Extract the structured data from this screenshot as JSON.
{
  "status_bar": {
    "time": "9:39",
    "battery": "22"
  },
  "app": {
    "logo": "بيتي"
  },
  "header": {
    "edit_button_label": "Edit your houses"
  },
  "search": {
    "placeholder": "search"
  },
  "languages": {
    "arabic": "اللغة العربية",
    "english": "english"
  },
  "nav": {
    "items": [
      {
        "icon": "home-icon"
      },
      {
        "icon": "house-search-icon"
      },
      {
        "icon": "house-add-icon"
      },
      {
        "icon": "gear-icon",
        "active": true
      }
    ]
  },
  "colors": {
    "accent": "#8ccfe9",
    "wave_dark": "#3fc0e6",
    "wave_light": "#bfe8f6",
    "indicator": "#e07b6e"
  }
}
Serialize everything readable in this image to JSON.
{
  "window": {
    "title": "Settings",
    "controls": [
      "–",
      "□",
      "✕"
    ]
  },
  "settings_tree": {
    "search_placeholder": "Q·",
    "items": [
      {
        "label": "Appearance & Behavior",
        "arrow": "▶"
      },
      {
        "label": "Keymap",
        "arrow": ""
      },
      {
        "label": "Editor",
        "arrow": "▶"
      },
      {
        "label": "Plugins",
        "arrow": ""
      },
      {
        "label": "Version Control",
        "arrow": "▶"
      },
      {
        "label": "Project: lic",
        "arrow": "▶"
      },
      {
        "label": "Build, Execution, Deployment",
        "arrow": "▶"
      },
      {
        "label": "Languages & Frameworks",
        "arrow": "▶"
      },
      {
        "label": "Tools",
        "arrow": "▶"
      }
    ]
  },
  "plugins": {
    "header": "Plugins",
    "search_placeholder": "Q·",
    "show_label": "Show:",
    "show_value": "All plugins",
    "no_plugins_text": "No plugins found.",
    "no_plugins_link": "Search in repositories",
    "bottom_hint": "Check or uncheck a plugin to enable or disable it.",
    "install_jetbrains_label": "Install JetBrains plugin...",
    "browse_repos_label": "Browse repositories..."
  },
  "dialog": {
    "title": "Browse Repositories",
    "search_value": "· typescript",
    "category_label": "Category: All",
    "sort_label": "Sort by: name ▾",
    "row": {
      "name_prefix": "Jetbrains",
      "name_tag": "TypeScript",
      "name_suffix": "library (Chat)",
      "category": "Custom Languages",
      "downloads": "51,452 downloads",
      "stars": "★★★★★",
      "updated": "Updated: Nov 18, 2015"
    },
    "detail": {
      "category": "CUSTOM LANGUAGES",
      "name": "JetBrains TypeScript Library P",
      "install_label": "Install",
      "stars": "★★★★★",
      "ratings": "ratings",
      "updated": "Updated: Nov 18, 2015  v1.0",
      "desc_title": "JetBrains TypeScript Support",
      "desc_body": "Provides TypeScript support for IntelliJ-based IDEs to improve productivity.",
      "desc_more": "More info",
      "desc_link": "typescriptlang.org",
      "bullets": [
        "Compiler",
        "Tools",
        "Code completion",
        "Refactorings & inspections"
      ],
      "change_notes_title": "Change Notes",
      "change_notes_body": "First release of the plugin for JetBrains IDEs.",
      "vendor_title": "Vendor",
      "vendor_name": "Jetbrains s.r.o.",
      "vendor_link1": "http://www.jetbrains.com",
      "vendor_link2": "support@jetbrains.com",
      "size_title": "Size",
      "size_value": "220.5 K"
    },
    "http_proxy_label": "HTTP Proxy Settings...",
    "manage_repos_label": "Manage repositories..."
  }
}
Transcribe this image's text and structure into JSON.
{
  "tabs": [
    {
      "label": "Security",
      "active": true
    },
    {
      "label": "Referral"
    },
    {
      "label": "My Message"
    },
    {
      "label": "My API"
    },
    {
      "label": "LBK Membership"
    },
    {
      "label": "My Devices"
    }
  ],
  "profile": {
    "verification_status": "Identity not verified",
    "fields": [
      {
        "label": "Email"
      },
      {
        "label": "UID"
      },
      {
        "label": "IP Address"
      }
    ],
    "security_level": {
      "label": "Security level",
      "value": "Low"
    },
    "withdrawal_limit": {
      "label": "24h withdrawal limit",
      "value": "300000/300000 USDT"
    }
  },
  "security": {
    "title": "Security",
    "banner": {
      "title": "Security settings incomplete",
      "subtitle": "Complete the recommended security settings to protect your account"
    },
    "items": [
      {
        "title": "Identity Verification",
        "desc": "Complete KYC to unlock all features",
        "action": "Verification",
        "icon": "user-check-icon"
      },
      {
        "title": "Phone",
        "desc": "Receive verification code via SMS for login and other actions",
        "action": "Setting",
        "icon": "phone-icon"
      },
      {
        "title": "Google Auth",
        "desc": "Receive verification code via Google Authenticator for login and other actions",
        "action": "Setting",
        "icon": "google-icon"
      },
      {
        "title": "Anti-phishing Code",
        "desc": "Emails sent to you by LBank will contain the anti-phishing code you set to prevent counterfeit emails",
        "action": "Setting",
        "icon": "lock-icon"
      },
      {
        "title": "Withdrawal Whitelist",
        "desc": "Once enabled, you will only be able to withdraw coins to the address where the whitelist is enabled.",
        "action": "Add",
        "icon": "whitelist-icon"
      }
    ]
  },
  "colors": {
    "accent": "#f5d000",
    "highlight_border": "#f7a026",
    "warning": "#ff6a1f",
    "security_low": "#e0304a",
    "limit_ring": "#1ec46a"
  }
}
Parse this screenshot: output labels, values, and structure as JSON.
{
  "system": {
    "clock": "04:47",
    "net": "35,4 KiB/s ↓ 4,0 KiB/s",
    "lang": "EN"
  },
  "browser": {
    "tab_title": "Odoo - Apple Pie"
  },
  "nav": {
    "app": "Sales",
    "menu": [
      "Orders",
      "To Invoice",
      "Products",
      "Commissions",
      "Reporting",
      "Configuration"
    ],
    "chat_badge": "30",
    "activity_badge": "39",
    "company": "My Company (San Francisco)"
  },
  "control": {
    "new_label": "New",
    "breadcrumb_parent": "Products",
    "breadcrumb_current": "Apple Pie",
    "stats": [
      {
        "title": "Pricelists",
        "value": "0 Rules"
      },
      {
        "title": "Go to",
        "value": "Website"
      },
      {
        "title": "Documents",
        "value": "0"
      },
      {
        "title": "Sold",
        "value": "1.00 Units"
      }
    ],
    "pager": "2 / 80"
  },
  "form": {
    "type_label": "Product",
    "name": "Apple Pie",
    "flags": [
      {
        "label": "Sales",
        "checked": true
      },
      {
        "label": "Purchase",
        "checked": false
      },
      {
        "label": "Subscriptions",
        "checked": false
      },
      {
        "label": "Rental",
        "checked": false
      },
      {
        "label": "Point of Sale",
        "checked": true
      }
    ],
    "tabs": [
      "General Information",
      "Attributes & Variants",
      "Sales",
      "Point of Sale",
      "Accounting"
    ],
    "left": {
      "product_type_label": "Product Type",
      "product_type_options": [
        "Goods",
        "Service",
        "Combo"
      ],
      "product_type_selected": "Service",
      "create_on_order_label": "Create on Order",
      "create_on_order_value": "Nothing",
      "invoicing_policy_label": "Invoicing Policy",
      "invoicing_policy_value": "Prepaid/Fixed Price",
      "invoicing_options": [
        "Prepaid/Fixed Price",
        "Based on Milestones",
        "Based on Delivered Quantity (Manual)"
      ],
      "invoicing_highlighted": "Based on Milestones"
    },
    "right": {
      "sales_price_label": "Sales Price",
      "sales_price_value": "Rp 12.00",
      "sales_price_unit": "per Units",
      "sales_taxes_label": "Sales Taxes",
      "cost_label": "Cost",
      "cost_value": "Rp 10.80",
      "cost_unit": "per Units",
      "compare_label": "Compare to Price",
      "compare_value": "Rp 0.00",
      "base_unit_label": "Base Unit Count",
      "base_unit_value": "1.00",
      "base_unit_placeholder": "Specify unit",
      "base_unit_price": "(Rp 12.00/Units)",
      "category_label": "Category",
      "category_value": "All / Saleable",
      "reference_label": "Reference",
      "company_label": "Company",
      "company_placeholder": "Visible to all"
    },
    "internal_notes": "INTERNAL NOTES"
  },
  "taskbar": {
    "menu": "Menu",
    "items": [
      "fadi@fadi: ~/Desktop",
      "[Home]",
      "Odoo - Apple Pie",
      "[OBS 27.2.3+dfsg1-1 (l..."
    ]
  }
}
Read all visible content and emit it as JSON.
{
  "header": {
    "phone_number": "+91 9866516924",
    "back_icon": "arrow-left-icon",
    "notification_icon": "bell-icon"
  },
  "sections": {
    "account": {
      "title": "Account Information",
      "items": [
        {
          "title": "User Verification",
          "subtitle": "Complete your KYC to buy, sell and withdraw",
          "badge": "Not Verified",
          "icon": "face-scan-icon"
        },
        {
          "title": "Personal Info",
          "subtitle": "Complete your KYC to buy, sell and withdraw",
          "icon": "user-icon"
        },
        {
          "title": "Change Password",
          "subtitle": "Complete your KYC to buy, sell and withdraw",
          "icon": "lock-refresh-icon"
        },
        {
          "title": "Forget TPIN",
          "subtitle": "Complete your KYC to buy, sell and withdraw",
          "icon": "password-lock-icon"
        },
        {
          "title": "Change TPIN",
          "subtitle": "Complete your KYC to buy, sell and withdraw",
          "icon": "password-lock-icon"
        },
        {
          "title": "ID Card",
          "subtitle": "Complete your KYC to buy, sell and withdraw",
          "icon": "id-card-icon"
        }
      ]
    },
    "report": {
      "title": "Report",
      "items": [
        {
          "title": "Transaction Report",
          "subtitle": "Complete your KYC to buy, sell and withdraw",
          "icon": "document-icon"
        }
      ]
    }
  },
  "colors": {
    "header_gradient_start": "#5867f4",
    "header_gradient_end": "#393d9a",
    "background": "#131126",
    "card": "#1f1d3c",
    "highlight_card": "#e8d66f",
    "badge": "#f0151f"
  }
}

PROMPT:
Write out every line of the entries that holds the word "Service".

EXERCISE SOLUTION:
        "Service",
      "product_type_selected": "Service",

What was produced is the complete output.